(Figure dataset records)
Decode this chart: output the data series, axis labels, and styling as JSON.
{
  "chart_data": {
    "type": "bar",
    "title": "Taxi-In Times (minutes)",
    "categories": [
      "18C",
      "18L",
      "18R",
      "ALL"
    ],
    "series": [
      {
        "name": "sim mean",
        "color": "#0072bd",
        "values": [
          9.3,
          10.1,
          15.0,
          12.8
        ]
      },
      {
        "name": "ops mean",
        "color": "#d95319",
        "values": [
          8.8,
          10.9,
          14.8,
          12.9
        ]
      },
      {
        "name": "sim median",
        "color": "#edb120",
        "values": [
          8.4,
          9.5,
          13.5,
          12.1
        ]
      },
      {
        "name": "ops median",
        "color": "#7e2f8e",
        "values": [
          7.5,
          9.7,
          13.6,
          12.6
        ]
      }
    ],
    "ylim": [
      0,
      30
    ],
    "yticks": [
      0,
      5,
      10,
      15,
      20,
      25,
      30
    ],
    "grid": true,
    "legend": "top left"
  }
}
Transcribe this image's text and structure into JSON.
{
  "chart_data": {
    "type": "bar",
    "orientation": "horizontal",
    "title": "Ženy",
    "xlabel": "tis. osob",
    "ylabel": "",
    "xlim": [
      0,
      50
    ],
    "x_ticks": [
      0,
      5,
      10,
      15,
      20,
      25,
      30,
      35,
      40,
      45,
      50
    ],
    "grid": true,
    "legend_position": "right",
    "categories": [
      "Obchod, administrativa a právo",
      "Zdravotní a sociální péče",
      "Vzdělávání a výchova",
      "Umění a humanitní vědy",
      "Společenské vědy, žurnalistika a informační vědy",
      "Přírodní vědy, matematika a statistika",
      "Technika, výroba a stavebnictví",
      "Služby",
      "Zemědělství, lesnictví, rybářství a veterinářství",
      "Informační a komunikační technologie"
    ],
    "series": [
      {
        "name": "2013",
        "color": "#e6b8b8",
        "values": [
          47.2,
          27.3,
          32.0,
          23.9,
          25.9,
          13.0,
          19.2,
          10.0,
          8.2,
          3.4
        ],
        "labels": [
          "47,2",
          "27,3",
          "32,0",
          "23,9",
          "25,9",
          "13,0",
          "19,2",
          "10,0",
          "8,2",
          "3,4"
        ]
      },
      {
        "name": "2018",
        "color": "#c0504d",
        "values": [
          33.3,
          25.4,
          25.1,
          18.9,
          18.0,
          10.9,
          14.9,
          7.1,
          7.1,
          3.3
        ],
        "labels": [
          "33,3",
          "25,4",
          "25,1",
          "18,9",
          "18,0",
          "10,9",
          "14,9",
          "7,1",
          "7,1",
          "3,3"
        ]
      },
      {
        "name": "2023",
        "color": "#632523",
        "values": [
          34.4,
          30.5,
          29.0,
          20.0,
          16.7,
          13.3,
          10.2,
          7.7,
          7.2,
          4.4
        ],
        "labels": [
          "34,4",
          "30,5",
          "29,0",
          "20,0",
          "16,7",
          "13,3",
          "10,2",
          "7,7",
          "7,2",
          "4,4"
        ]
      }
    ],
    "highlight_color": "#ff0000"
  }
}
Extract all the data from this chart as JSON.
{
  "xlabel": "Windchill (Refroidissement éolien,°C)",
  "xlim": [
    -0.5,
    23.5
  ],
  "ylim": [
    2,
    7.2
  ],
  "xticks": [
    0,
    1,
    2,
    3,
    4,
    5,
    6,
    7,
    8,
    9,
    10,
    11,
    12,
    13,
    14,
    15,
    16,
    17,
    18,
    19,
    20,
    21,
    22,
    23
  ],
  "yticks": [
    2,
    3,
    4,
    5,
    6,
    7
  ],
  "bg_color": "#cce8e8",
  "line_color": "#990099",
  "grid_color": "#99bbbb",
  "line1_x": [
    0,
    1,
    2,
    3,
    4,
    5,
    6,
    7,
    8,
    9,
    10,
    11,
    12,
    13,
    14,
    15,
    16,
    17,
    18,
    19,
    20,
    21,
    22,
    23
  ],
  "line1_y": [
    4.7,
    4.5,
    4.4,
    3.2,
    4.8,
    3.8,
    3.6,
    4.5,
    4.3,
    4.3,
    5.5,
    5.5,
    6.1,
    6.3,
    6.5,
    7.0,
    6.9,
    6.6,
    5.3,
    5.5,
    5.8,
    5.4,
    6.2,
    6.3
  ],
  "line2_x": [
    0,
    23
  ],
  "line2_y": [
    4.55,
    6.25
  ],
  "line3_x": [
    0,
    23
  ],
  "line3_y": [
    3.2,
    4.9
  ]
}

## [Stated exercise]
In the material above, find the lines that contain "vědy" and show them.

## [Result of this exercise]
      "Umění a humanitní vědy",
      "Společenské vědy, žurnalistika a informační vědy",
      "Přírodní vědy, matematika a statistika",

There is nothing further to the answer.